What is asked: Make an exact copy of the lines below.

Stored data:
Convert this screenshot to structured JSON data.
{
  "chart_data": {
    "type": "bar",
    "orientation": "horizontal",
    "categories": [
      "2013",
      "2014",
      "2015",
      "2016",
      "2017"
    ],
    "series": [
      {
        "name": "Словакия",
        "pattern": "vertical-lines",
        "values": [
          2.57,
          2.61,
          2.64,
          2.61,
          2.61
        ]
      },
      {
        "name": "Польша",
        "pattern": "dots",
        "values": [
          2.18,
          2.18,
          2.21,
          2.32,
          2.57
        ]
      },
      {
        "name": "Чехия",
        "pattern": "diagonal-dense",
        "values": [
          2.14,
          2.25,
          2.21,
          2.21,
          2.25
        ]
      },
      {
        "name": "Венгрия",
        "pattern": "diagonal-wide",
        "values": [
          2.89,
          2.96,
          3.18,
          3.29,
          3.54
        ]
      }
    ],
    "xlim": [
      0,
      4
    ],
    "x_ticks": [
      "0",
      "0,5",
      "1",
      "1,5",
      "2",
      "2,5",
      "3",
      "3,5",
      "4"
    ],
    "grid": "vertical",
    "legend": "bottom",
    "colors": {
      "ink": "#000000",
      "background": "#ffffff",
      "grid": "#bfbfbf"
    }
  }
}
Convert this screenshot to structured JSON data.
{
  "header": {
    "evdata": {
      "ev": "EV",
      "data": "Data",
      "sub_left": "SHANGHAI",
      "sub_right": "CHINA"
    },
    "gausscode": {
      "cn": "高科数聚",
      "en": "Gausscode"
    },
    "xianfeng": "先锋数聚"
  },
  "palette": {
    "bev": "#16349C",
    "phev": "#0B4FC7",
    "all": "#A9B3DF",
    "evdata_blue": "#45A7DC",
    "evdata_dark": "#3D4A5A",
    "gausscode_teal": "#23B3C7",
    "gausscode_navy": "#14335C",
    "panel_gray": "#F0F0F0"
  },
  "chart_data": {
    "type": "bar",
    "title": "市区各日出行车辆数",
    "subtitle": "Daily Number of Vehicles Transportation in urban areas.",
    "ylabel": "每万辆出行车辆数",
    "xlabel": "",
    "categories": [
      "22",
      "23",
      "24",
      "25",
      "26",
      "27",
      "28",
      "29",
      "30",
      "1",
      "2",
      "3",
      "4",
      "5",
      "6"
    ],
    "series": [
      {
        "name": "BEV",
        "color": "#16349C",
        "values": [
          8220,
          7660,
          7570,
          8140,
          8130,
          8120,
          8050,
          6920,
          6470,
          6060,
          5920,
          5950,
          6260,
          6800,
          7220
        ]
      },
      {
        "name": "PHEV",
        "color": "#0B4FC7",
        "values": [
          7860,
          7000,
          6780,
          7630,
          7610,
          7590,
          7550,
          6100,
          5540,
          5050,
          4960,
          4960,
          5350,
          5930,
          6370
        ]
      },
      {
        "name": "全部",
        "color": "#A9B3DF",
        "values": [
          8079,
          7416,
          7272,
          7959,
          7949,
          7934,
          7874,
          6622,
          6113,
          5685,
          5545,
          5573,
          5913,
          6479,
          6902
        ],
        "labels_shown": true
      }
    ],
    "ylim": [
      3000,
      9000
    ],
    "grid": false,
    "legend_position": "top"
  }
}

Exercise solution:
Convert this screenshot to structured JSON data.
{
  "chart_data": {
    "type": "bar",
    "orientation": "horizontal",
    "categories": [
      "2013",
      "2014",
      "2015",
      "2016",
      "2017"
    ],
    "series": [
      {
        "name": "Словакия",
        "pattern": "vertical-lines",
        "values": [
          2.57,
          2.61,
          2.64,
          2.61,
          2.61
        ]
      },
      {
        "name": "Польша",
        "pattern": "dots",
        "values": [
          2.18,
          2.18,
          2.21,
          2.32,
          2.57
        ]
      },
      {
        "name": "Чехия",
        "pattern": "diagonal-dense",
        "values": [
          2.14,
          2.25,
          2.21,
          2.21,
          2.25
        ]
      },
      {
        "name": "Венгрия",
        "pattern": "diagonal-wide",
        "values": [
          2.89,
          2.96,
          3.18,
          3.29,
          3.54
        ]
      }
    ],
    "xlim": [
      0,
      4
    ],
    "x_ticks": [
      "0",
      "0,5",
      "1",
      "1,5",
      "2",
      "2,5",
      "3",
      "3,5",
      "4"
    ],
    "grid": "vertical",
    "legend": "bottom",
    "colors": {
      "ink": "#000000",
      "background": "#ffffff",
      "grid": "#bfbfbf"
    }
  }
}
Convert this screenshot to structured JSON data.
{
  "header": {
    "evdata": {
      "ev": "EV",
      "data": "Data",
      "sub_left": "SHANGHAI",
      "sub_right": "CHINA"
    },
    "gausscode": {
      "cn": "高科数聚",
      "en": "Gausscode"
    },
    "xianfeng": "先锋数聚"
  },
  "palette": {
    "bev": "#16349C",
    "phev": "#0B4FC7",
    "all": "#A9B3DF",
    "evdata_blue": "#45A7DC",
    "evdata_dark": "#3D4A5A",
    "gausscode_teal": "#23B3C7",
    "gausscode_navy": "#14335C",
    "panel_gray": "#F0F0F0"
  },
  "chart_data": {
    "type": "bar",
    "title": "市区各日出行车辆数",
    "subtitle": "Daily Number of Vehicles Transportation in urban areas.",
    "ylabel": "每万辆出行车辆数",
    "xlabel": "",
    "categories": [
      "22",
      "23",
      "24",
      "25",
      "26",
      "27",
      "28",
      "29",
      "30",
      "1",
      "2",
      "3",
      "4",
      "5",
      "6"
    ],
    "series": [
      {
        "name": "BEV",
        "color": "#16349C",
        "values": [
          8220,
          7660,
          7570,
          8140,
          8130,
          8120,
          8050,
          6920,
          6470,
          6060,
          5920,
          5950,
          6260,
          6800,
          7220
        ]
      },
      {
        "name": "PHEV",
        "color": "#0B4FC7",
        "values": [
          7860,
          7000,
          6780,
          7630,
          7610,
          7590,
          7550,
          6100,
          5540,
          5050,
          4960,
          4960,
          5350,
          5930,
          6370
        ]
      },
      {
        "name": "全部",
        "color": "#A9B3DF",
        "values": [
          8079,
          7416,
          7272,
          7959,
          7949,
          7934,
          7874,
          6622,
          6113,
          5685,
          5545,
          5573,
          5913,
          6479,
          6902
        ],
        "labels_shown": true
      }
    ],
    "ylim": [
      3000,
      9000
    ],
    "grid": false,
    "legend_position": "top"
  }
}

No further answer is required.